* _What to do_:
Take the data below and repeat it exactly.

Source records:
★ ★ ★
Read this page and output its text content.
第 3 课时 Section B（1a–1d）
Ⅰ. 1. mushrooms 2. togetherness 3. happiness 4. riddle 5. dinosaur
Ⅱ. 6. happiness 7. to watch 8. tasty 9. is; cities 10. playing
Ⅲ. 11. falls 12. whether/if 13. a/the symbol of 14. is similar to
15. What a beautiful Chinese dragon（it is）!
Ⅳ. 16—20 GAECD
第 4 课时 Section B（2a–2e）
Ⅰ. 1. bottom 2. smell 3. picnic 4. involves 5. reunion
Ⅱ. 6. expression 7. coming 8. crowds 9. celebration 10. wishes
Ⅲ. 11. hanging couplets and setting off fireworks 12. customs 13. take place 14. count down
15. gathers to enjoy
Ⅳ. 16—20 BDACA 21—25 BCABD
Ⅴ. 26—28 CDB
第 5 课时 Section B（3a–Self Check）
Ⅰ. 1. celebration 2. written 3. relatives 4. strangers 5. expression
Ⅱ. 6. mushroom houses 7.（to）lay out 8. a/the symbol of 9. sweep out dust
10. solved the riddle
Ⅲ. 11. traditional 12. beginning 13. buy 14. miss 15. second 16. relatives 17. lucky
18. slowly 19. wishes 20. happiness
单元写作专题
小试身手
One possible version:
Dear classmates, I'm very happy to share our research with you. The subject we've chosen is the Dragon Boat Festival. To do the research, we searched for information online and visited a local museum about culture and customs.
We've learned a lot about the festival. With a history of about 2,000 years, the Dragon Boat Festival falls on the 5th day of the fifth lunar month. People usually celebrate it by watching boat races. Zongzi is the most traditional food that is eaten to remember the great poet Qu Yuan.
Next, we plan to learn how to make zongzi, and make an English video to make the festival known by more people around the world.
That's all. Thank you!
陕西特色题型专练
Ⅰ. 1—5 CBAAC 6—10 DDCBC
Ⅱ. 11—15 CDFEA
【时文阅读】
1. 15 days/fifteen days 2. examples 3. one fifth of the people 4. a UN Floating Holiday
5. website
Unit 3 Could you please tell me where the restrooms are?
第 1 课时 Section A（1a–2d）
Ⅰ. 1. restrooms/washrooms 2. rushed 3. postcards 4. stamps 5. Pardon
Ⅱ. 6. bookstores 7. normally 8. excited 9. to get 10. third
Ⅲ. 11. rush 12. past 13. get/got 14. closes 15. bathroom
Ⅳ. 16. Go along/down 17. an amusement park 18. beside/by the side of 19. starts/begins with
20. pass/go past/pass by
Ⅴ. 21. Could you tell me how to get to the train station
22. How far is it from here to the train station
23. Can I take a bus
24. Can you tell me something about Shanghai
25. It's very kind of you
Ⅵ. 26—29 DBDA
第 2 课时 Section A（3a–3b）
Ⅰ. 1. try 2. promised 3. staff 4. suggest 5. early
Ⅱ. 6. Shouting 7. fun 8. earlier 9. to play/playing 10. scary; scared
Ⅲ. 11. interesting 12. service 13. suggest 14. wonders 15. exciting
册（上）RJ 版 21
★ ★ ★
* _Result_:
Read this page and output its text content.
第 3 课时 Section B（1a–1d）
Ⅰ. 1. mushrooms 2. togetherness 3. happiness 4. riddle 5. dinosaur
Ⅱ. 6. happiness 7. to watch 8. tasty 9. is; cities 10. playing
Ⅲ. 11. falls 12. whether/if 13. a/the symbol of 14. is similar to
15. What a beautiful Chinese dragon（it is）!
Ⅳ. 16—20 GAECD
第 4 课时 Section B（2a–2e）
Ⅰ. 1. bottom 2. smell 3. picnic 4. involves 5. reunion
Ⅱ. 6. expression 7. coming 8. crowds 9. celebration 10. wishes
Ⅲ. 11. hanging couplets and setting off fireworks 12. customs 13. take place 14. count down
15. gathers to enjoy
Ⅳ. 16—20 BDACA 21—25 BCABD
Ⅴ. 26—28 CDB
第 5 课时 Section B（3a–Self Check）
Ⅰ. 1. celebration 2. written 3. relatives 4. strangers 5. expression
Ⅱ. 6. mushroom houses 7.（to）lay out 8. a/the symbol of 9. sweep out dust
10. solved the riddle
Ⅲ. 11. traditional 12. beginning 13. buy 14. miss 15. second 16. relatives 17. lucky
18. slowly 19. wishes 20. happiness
单元写作专题
小试身手
One possible version:
Dear classmates, I'm very happy to share our research with you. The subject we've chosen is the Dragon Boat Festival. To do the research, we searched for information online and visited a local museum about culture and customs.
We've learned a lot about the festival. With a history of about 2,000 years, the Dragon Boat Festival falls on the 5th day of the fifth lunar month. People usually celebrate it by watching boat races. Zongzi is the most traditional food that is eaten to remember the great poet Qu Yuan.
Next, we plan to learn how to make zongzi, and make an English video to make the festival known by more people around the world.
That's all. Thank you!
陕西特色题型专练
Ⅰ. 1—5 CBAAC 6—10 DDCBC
Ⅱ. 11—15 CDFEA
【时文阅读】
1. 15 days/fifteen days 2. examples 3. one fifth of the people 4. a UN Floating Holiday
5. website
Unit 3 Could you please tell me where the restrooms are?
第 1 课时 Section A（1a–2d）
Ⅰ. 1. restrooms/washrooms 2. rushed 3. postcards 4. stamps 5. Pardon
Ⅱ. 6. bookstores 7. normally 8. excited 9. to get 10. third
Ⅲ. 11. rush 12. past 13. get/got 14. closes 15. bathroom
Ⅳ. 16. Go along/down 17. an amusement park 18. beside/by the side of 19. starts/begins with
20. pass/go past/pass by
Ⅴ. 21. Could you tell me how to get to the train station
22. How far is it from here to the train station
23. Can I take a bus
24. Can you tell me something about Shanghai
25. It's very kind of you
Ⅵ. 26—29 DBDA
第 2 课时 Section A（3a–3b）
Ⅰ. 1. try 2. promised 3. staff 4. suggest 5. early
Ⅱ. 6. Shouting 7. fun 8. earlier 9. to play/playing 10. scary; scared
Ⅲ. 11. interesting 12. service 13. suggest 14. wonders 15. exciting
册（上）RJ 版 21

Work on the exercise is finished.